## QUESTIONS
[1] Decide whether each statement agrees with the article on the drone pilot medal: (a) the new medal ranks higher than the Purple Heart and the Bronze Star; (b) Sen. Pat Toomey is co-sponsoring a House bill on the medal; (c) pilots at Creech Air Force Base operate aircraft flying more than 7,000 miles away. For each, answer yes or no and quote the words of the article that decide it.
[2] Print the passage of the article on the drone pilot medal from "Mr. Murphy is" up to and including "7,000 miles away.".

## EXCERPT PROVIDED
=====

Distinguished Warfare Medal for drone pilots criticized by lawmakers
WASHINGTON — Troops operating war machines thousands of miles from combat zones now will be eligible for a Distinguished Warfare Medal, an honor higher than the Purple Heart or the Bronze Star.
Lawmakers including Pennsylvania Republican Sen. Pat Toomey and Rep. Tim Murphy, R-Upper St. Clair, have a problem with that and are pressing for a change in the rank of the new medal, which is designed to honor "extraordinary actions" of drone pilots and other off-site troops.
Mr. Murphy is co-sponsoring a House bill addressing the issue, and Mr. Toomey has urged a change in a letter to the Pentagon.
"A medal for someone who sits far from the battlefield and operates a remote control panel thousands of miles from the battlefield should not have that medal ranked above the Bronze Star and the Purple Heart," Mr. Murphy said Monday. "Literally, you could be sitting in a mock-up of an airplane thousands of miles away from battle and at the end of the day you go home. It's not the same" as being deployed to a war zone. Many drone operations are run out of Creech Air Force Base in Nevada, where pilots operate the unmanned aircraft flying more than 7,000 miles away.

=====

## MATERIAL SUPPLIED

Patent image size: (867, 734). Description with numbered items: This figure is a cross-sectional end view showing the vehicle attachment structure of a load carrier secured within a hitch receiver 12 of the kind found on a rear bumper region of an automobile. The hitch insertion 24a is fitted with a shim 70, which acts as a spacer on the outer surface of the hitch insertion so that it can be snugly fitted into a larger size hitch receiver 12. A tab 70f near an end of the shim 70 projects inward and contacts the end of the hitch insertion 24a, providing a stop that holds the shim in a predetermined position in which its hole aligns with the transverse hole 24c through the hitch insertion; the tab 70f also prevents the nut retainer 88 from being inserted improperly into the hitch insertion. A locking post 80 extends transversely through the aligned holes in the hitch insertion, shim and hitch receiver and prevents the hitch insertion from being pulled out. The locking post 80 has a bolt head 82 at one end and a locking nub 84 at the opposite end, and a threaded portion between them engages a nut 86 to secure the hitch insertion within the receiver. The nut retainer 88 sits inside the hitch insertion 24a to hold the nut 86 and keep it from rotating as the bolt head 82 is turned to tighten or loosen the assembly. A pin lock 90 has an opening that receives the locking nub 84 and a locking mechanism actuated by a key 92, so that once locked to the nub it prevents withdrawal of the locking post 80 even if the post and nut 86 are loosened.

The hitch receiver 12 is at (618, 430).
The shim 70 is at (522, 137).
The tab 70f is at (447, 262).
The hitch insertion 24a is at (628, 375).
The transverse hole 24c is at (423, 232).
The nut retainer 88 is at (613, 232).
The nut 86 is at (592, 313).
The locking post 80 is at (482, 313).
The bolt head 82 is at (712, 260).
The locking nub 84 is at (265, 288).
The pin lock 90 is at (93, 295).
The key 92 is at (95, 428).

=====

## ANSWERS FOR EACH ITEM
[1]
(a) Yes: "an honor higher than the Purple Heart or the Bronze Star"
(b) No: "Mr. Murphy is co-sponsoring a House bill addressing the issue, and Mr. Toomey has urged a change in a letter to the Pentagon"
(c) Yes: "pilots operate the unmanned aircraft flying more than 7,000 miles away"

[2]
Mr. Murphy is co-sponsoring a House bill addressing the issue, and Mr. Toomey has urged a change in a letter to the Pentagon.
"A medal for someone who sits far from the battlefield and operates a remote control panel thousands of miles from the battlefield should not have that medal ranked above the Bronze Star and the Purple Heart," Mr. Murphy said Monday. "Literally, you could be sitting in a mock-up of an airplane thousands of miles away from battle and at the end of the day you go home. It's not the same" as being deployed to a war zone. Many drone operations are run out of Creech Air Force Base in Nevada, where pilots operate the unmanned aircraft flying more than 7,000 miles away.